## INSTRUCTIONS FOR THE TASK
Output all the data exactly. Pictures do not belong in the copy.

** Start of EXCERPTED RECORDS **

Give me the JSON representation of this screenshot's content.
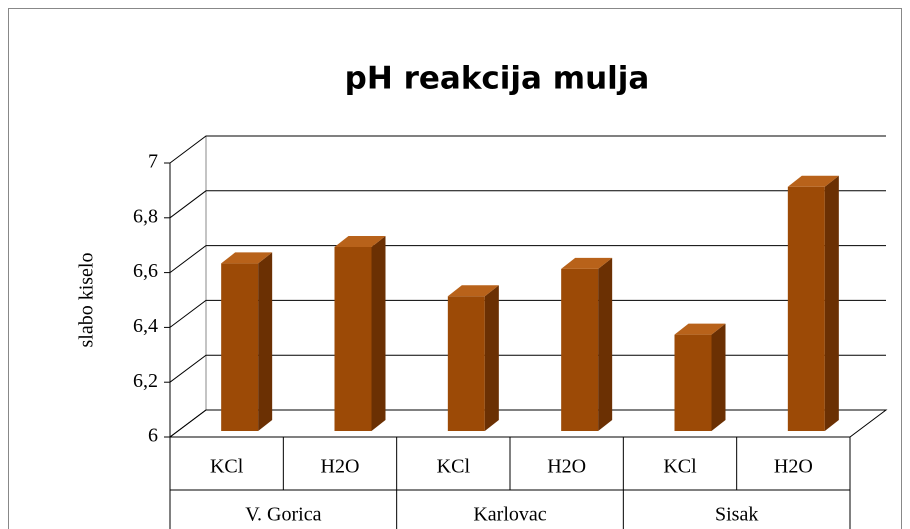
{
  "chart_data": {
    "type": "bar3d",
    "title": "pH reakcija mulja",
    "y_label": "slabo kiselo",
    "categories": [
      "KCl",
      "H2O",
      "KCl",
      "H2O",
      "KCl",
      "H2O"
    ],
    "groups": [
      "V. Gorica",
      "Karlovac",
      "Sisak"
    ],
    "values": [
      6.67,
      6.73,
      6.55,
      6.65,
      6.41,
      6.95
    ],
    "color": "#9c4a06",
    "ylim": [
      6,
      7
    ],
    "yticks": [
      6,
      {
        "value": 6.2,
        "label": "6,2"
      },
      {
        "value": 6.4,
        "label": "6,4"
      },
      {
        "value": 6.6,
        "label": "6,6"
      },
      {
        "value": 6.8,
        "label": "6,8"
      },
      7
    ],
    "grid": true
  }
}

** End of EXCERPTED RECORDS **

## OUTPUT OF THE TASK
Give me the JSON representation of this screenshot's content.
{
  "chart_data": {
    "type": "bar3d",
    "title": "pH reakcija mulja",
    "y_label": "slabo kiselo",
    "categories": [
      "KCl",
      "H2O",
      "KCl",
      "H2O",
      "KCl",
      "H2O"
    ],
    "groups": [
      "V. Gorica",
      "Karlovac",
      "Sisak"
    ],
    "values": [
      6.67,
      6.73,
      6.55,
      6.65,
      6.41,
      6.95
    ],
    "color": "#9c4a06",
    "ylim": [
      6,
      7
    ],
    "yticks": [
      6,
      {
        "value": 6.2,
        "label": "6,2"
      },
      {
        "value": 6.4,
        "label": "6,4"
      },
      {
        "value": 6.6,
        "label": "6,6"
      },
      {
        "value": 6.8,
        "label": "6,8"
      },
      7
    ],
    "grid": true
  }
}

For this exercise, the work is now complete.